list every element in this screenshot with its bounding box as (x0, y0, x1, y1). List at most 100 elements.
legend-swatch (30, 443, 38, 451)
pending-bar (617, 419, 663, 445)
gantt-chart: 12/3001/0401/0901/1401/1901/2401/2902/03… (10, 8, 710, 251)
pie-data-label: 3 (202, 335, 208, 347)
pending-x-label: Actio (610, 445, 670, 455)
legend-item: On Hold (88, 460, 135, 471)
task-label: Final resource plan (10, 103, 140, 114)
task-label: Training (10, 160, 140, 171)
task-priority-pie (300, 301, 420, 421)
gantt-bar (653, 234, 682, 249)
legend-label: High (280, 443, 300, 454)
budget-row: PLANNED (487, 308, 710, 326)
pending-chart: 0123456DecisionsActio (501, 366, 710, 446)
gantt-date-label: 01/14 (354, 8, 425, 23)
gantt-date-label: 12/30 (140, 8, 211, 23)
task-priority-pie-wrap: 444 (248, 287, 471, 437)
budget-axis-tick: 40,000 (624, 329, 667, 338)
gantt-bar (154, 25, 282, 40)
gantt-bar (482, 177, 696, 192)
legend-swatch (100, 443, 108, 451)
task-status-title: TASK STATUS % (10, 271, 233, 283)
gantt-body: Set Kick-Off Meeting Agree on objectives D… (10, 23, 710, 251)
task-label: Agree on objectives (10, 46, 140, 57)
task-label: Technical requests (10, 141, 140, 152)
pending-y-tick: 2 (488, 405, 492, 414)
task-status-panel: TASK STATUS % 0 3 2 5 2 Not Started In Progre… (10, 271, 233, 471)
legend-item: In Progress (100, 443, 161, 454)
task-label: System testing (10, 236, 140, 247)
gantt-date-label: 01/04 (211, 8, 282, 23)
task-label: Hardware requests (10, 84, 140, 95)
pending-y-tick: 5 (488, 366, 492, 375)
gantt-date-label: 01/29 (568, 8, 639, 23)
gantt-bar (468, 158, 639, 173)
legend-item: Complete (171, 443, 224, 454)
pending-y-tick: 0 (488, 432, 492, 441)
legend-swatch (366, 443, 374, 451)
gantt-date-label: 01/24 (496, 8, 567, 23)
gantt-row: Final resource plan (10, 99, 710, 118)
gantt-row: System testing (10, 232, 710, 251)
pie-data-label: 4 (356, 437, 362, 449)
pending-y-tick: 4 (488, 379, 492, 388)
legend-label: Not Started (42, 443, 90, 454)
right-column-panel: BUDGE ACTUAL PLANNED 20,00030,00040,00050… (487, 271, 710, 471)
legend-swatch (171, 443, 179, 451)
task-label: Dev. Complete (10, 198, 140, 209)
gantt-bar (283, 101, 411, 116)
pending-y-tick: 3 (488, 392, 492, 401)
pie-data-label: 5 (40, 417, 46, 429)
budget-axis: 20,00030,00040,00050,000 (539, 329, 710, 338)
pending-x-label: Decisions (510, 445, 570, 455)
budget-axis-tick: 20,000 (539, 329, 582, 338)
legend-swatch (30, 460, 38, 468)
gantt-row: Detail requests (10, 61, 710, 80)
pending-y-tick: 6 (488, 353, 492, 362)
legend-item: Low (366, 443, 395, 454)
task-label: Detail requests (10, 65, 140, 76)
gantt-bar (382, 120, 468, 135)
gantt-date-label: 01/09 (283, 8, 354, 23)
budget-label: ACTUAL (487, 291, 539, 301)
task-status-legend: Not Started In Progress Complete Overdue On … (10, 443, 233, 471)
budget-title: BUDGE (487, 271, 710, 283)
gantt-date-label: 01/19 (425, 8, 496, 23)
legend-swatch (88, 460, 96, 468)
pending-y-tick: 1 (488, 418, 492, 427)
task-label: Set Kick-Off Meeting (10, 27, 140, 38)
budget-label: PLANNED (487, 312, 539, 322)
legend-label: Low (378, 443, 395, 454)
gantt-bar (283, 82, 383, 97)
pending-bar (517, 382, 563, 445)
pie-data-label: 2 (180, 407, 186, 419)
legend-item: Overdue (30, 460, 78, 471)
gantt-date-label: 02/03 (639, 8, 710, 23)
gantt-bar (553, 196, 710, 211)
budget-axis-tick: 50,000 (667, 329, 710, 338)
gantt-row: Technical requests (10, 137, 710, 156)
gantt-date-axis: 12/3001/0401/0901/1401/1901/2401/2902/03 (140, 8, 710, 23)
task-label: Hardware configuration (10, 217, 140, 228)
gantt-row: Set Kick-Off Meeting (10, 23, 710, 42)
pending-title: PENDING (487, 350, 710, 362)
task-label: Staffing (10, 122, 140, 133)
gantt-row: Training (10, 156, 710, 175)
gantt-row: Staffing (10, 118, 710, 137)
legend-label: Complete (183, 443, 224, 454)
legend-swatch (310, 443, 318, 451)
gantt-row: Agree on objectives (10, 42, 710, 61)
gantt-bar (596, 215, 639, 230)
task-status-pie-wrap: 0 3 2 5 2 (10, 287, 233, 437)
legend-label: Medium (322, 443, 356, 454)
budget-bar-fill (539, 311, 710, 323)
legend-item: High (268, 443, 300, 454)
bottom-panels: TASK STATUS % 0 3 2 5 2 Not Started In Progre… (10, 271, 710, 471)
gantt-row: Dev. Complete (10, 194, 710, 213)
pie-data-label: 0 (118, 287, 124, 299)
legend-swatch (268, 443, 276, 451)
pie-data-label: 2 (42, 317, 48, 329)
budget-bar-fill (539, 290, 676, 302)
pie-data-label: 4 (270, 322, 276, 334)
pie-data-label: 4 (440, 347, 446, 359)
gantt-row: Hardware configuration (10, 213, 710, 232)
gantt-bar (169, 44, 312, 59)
· · · · ·
YOUR OBJECTIVE
Copy every line of the records above, character for character.

RIGHT ANSWER
list every element in this screenshot with its bounding box as (x0, y0, x1, y1). List at most 100 elements.
legend-swatch (30, 443, 38, 451)
pending-bar (617, 419, 663, 445)
gantt-chart: 12/3001/0401/0901/1401/1901/2401/2902/03… (10, 8, 710, 251)
pie-data-label: 3 (202, 335, 208, 347)
pending-x-label: Actio (610, 445, 670, 455)
legend-item: On Hold (88, 460, 135, 471)
task-label: Final resource plan (10, 103, 140, 114)
task-label: Training (10, 160, 140, 171)
task-priority-pie (300, 301, 420, 421)
gantt-bar (653, 234, 682, 249)
legend-label: High (280, 443, 300, 454)
budget-row: PLANNED (487, 308, 710, 326)
pending-chart: 0123456DecisionsActio (501, 366, 710, 446)
gantt-date-label: 01/14 (354, 8, 425, 23)
gantt-date-label: 12/30 (140, 8, 211, 23)
task-priority-pie-wrap: 444 (248, 287, 471, 437)
budget-axis-tick: 40,000 (624, 329, 667, 338)
gantt-bar (154, 25, 282, 40)
gantt-bar (482, 177, 696, 192)
legend-swatch (100, 443, 108, 451)
task-status-title: TASK STATUS % (10, 271, 233, 283)
gantt-body: Set Kick-Off Meeting Agree on objectives D… (10, 23, 710, 251)
task-label: Agree on objectives (10, 46, 140, 57)
task-label: Technical requests (10, 141, 140, 152)
pending-y-tick: 2 (488, 405, 492, 414)
task-status-panel: TASK STATUS % 0 3 2 5 2 Not Started In Progre… (10, 271, 233, 471)
legend-item: In Progress (100, 443, 161, 454)
task-label: System testing (10, 236, 140, 247)
gantt-date-label: 01/04 (211, 8, 282, 23)
task-label: Hardware requests (10, 84, 140, 95)
pending-y-tick: 5 (488, 366, 492, 375)
gantt-date-label: 01/29 (568, 8, 639, 23)
gantt-bar (468, 158, 639, 173)
legend-item: Complete (171, 443, 224, 454)
pending-y-tick: 0 (488, 432, 492, 441)
legend-swatch (366, 443, 374, 451)
gantt-date-label: 01/24 (496, 8, 567, 23)
gantt-row: Final resource plan (10, 99, 710, 118)
gantt-row: System testing (10, 232, 710, 251)
pie-data-label: 4 (356, 437, 362, 449)
pending-y-tick: 4 (488, 379, 492, 388)
legend-label: Not Started (42, 443, 90, 454)
right-column-panel: BUDGE ACTUAL PLANNED 20,00030,00040,00050… (487, 271, 710, 471)
legend-swatch (171, 443, 179, 451)
task-label: Dev. Complete (10, 198, 140, 209)
gantt-bar (283, 101, 411, 116)
pending-y-tick: 3 (488, 392, 492, 401)
pie-data-label: 5 (40, 417, 46, 429)
budget-axis: 20,00030,00040,00050,000 (539, 329, 710, 338)
pending-x-label: Decisions (510, 445, 570, 455)
budget-axis-tick: 20,000 (539, 329, 582, 338)
legend-swatch (30, 460, 38, 468)
gantt-row: Detail requests (10, 61, 710, 80)
pending-y-tick: 6 (488, 353, 492, 362)
legend-item: Low (366, 443, 395, 454)
task-label: Detail requests (10, 65, 140, 76)
gantt-bar (382, 120, 468, 135)
gantt-date-label: 01/09 (283, 8, 354, 23)
budget-label: ACTUAL (487, 291, 539, 301)
task-status-legend: Not Started In Progress Complete Overdue On … (10, 443, 233, 471)
budget-title: BUDGE (487, 271, 710, 283)
gantt-date-label: 01/19 (425, 8, 496, 23)
legend-swatch (88, 460, 96, 468)
pending-y-tick: 1 (488, 418, 492, 427)
task-label: Set Kick-Off Meeting (10, 27, 140, 38)
budget-label: PLANNED (487, 312, 539, 322)
legend-label: Low (378, 443, 395, 454)
gantt-bar (283, 82, 383, 97)
pending-bar (517, 382, 563, 445)
pie-data-label: 2 (180, 407, 186, 419)
legend-item: Overdue (30, 460, 78, 471)
gantt-date-label: 02/03 (639, 8, 710, 23)
gantt-bar (553, 196, 710, 211)
budget-axis-tick: 50,000 (667, 329, 710, 338)
gantt-row: Technical requests (10, 137, 710, 156)
gantt-date-axis: 12/3001/0401/0901/1401/1901/2401/2902/03 (140, 8, 710, 23)
task-label: Hardware configuration (10, 217, 140, 228)
gantt-row: Set Kick-Off Meeting (10, 23, 710, 42)
pending-title: PENDING (487, 350, 710, 362)
task-label: Staffing (10, 122, 140, 133)
gantt-row: Training (10, 156, 710, 175)
gantt-row: Staffing (10, 118, 710, 137)
legend-label: Complete (183, 443, 224, 454)
legend-swatch (310, 443, 318, 451)
gantt-row: Agree on objectives (10, 42, 710, 61)
gantt-bar (596, 215, 639, 230)
task-status-pie-wrap: 0 3 2 5 2 (10, 287, 233, 437)
legend-label: Medium (322, 443, 356, 454)
budget-bar-fill (539, 311, 710, 323)
legend-item: High (268, 443, 300, 454)
bottom-panels: TASK STATUS % 0 3 2 5 2 Not Started In Progre… (10, 271, 710, 471)
gantt-row: Dev. Complete (10, 194, 710, 213)
pie-data-label: 0 (118, 287, 124, 299)
legend-swatch (268, 443, 276, 451)
pie-data-label: 2 (42, 317, 48, 329)
budget-bar-fill (539, 290, 676, 302)
pie-data-label: 4 (270, 322, 276, 334)
pie-data-label: 4 (440, 347, 446, 359)
gantt-row: Hardware configuration (10, 213, 710, 232)
gantt-bar (169, 44, 312, 59)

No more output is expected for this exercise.